(Data listing)
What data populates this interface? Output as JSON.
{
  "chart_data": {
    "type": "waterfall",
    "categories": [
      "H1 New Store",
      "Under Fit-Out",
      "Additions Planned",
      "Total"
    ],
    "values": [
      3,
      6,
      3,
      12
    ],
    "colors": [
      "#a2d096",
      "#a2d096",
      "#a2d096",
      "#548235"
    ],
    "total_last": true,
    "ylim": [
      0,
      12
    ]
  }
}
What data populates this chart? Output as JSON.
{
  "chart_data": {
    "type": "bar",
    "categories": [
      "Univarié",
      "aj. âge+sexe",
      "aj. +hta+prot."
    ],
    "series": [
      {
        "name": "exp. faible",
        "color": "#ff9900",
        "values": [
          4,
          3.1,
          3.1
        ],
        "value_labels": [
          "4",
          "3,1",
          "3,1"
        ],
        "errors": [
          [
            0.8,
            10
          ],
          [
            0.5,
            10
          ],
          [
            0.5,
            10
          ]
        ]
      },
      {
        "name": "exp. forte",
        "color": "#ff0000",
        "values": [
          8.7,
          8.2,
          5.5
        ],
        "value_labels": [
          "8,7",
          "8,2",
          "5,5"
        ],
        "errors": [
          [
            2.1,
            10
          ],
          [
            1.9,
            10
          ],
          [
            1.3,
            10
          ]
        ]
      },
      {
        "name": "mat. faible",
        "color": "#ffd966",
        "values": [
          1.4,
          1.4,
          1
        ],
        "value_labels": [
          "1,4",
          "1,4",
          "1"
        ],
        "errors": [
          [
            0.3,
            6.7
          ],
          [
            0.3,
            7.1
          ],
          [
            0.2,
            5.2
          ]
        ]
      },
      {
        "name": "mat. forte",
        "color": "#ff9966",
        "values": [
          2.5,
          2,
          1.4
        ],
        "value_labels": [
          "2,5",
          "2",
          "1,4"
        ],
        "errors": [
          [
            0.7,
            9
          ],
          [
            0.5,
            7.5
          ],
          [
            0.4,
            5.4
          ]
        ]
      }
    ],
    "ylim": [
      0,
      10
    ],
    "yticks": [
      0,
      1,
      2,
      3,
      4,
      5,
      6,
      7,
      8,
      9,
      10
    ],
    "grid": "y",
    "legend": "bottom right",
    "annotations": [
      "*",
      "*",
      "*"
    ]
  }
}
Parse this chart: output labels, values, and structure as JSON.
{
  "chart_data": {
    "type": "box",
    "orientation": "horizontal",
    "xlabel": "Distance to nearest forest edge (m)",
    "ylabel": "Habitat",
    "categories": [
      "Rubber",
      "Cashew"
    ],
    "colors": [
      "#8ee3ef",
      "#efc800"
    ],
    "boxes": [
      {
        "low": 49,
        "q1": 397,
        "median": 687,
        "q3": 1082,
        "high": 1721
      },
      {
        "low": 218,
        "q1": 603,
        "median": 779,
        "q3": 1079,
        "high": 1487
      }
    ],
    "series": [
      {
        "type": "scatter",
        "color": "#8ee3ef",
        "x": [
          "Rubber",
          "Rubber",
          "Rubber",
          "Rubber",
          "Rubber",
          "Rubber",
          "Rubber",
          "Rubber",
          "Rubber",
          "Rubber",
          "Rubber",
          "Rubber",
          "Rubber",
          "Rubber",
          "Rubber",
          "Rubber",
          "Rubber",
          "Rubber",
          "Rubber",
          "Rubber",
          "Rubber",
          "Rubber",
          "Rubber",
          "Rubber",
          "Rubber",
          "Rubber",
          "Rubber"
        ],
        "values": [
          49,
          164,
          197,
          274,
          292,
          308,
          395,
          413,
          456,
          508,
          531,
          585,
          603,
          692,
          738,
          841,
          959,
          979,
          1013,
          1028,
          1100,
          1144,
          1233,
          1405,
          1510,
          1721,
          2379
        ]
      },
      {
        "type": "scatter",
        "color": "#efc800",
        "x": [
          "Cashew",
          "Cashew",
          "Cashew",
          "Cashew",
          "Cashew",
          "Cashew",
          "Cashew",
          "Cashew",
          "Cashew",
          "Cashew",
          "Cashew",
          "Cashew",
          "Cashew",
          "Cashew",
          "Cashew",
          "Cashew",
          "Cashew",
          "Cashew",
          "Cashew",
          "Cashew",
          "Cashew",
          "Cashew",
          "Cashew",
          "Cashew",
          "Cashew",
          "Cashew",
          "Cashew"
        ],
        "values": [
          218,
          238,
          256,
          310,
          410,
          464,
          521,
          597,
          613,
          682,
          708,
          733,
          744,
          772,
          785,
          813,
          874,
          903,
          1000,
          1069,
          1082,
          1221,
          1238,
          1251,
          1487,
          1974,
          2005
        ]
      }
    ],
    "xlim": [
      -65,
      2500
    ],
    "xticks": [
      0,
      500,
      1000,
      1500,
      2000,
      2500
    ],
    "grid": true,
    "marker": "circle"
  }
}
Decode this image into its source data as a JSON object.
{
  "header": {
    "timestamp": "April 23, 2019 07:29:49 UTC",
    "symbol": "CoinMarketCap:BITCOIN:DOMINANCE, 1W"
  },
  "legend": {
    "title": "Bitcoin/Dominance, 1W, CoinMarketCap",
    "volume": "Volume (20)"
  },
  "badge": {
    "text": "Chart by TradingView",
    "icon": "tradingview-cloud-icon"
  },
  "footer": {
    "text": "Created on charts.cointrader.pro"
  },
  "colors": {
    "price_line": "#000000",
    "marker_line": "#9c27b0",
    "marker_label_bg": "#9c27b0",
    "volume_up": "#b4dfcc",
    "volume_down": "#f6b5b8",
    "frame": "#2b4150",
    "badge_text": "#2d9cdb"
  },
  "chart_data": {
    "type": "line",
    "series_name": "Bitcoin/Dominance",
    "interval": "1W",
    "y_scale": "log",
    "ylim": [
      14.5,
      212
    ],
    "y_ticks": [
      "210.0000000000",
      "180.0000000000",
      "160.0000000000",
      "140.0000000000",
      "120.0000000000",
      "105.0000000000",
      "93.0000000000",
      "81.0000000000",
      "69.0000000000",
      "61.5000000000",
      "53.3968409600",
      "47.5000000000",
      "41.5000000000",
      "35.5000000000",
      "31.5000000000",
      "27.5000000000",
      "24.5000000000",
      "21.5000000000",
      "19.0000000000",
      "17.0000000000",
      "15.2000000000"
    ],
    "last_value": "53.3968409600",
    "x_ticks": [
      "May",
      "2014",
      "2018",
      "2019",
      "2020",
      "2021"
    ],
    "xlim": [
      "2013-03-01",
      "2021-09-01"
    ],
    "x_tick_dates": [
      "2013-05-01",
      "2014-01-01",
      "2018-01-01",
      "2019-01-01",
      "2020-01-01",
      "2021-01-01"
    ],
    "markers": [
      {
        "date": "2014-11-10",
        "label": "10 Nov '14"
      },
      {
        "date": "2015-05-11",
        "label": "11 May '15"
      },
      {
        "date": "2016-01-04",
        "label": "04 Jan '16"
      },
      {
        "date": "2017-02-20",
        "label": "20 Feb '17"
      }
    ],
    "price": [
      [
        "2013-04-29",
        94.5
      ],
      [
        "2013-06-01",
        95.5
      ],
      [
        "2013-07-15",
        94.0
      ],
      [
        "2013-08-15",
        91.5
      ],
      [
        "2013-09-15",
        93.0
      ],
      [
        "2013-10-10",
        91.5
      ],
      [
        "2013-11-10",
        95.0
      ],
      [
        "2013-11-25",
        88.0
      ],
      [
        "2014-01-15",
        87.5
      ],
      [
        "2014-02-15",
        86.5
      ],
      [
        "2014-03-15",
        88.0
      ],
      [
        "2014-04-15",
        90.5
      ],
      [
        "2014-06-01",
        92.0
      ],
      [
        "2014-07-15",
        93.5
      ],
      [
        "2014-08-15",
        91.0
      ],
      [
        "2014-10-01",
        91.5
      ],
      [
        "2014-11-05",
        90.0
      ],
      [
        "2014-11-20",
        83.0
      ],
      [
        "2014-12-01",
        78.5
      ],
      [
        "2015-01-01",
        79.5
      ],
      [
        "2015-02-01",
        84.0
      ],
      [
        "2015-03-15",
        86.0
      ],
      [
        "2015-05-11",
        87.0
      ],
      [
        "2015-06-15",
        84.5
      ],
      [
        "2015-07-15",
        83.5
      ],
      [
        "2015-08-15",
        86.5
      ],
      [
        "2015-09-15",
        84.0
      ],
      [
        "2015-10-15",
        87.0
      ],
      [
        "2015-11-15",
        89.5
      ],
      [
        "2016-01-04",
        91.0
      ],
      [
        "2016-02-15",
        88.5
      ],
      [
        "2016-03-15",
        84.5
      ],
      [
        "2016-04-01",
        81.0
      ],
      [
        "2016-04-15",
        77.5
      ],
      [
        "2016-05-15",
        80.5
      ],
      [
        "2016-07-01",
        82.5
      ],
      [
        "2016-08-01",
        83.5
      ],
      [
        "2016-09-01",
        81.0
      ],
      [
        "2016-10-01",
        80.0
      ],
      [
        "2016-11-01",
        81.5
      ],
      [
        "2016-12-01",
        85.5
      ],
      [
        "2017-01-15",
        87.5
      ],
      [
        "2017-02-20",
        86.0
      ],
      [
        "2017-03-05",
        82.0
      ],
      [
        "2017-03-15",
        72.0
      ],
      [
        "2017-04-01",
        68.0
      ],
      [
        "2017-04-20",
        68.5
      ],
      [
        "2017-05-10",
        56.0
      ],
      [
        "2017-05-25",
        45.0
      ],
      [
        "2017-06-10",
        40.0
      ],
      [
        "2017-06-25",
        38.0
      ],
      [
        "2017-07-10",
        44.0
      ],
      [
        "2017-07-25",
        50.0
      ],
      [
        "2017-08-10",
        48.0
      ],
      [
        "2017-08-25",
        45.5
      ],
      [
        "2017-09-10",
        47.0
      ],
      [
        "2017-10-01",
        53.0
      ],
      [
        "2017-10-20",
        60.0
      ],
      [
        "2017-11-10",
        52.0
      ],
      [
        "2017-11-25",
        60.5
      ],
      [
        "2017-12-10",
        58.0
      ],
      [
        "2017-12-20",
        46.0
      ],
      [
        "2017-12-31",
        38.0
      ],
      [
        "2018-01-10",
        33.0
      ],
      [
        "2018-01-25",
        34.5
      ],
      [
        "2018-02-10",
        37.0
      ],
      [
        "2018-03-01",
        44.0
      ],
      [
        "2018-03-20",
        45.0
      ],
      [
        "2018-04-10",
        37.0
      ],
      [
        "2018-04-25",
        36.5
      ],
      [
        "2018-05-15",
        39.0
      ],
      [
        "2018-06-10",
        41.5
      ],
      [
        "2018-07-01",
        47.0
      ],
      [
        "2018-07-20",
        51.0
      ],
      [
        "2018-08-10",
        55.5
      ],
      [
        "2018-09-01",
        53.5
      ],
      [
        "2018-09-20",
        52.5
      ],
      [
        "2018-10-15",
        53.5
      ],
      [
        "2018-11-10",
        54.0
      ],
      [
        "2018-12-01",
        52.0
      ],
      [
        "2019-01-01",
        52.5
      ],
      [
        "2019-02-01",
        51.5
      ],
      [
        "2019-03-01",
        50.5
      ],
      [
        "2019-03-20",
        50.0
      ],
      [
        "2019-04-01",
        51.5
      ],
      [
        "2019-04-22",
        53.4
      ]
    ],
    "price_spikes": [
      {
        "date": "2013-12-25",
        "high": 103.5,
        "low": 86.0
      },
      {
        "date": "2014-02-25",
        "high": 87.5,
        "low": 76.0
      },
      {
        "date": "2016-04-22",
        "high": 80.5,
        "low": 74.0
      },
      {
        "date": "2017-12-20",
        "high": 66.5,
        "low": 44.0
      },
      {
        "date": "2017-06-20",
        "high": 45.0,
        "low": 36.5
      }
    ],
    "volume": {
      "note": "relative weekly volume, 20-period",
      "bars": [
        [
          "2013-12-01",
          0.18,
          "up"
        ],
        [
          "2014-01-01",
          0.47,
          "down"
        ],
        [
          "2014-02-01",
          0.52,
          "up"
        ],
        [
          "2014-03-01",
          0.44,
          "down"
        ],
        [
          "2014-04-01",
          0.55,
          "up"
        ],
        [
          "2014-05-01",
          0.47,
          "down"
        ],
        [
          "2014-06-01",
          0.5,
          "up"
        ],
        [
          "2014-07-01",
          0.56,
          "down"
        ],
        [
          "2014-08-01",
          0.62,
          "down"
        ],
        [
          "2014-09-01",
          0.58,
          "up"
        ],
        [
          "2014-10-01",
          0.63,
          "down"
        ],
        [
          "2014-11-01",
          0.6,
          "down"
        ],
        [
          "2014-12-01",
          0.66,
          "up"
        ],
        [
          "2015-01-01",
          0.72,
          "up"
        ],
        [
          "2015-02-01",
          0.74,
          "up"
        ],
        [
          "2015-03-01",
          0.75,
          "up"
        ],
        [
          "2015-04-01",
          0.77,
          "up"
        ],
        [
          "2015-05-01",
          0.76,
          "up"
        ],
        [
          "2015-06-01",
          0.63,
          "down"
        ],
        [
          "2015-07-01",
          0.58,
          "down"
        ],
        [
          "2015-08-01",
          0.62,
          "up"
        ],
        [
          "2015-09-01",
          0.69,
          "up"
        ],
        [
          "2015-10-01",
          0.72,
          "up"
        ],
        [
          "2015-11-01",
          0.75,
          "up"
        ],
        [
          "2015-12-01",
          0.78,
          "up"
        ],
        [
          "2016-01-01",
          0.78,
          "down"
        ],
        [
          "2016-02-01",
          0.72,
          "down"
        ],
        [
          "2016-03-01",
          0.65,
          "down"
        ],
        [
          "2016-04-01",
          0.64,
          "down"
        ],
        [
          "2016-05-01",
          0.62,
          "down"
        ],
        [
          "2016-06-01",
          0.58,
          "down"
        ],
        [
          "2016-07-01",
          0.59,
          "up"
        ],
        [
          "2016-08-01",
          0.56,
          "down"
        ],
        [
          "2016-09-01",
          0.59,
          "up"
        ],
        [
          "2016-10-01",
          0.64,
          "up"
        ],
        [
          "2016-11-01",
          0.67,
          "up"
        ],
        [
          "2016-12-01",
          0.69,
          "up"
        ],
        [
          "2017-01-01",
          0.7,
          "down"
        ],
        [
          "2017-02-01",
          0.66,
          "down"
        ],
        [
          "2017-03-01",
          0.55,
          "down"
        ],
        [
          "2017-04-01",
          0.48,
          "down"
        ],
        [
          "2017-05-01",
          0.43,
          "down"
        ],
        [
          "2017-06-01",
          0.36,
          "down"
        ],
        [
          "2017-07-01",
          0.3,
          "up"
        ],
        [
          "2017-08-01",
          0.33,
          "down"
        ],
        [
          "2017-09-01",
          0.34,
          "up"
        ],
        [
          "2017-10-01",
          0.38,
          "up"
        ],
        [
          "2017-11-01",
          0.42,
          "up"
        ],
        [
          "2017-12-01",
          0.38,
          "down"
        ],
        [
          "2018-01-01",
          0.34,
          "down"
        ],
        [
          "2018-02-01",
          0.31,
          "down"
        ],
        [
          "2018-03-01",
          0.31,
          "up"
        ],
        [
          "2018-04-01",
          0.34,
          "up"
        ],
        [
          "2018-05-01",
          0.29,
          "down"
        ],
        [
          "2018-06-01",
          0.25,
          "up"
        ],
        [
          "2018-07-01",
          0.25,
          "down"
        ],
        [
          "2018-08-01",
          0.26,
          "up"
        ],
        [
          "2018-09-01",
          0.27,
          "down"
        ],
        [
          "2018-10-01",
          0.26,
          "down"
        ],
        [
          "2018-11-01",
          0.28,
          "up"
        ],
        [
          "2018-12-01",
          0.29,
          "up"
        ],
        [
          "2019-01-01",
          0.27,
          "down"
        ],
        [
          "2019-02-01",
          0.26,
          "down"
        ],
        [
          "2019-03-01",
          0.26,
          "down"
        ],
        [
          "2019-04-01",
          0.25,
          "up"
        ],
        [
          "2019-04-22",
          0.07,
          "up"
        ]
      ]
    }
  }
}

■ **What you need to do**: Work through the records line by line and tally those with the word "type". Report only the total.

■ **Output for this task**: 6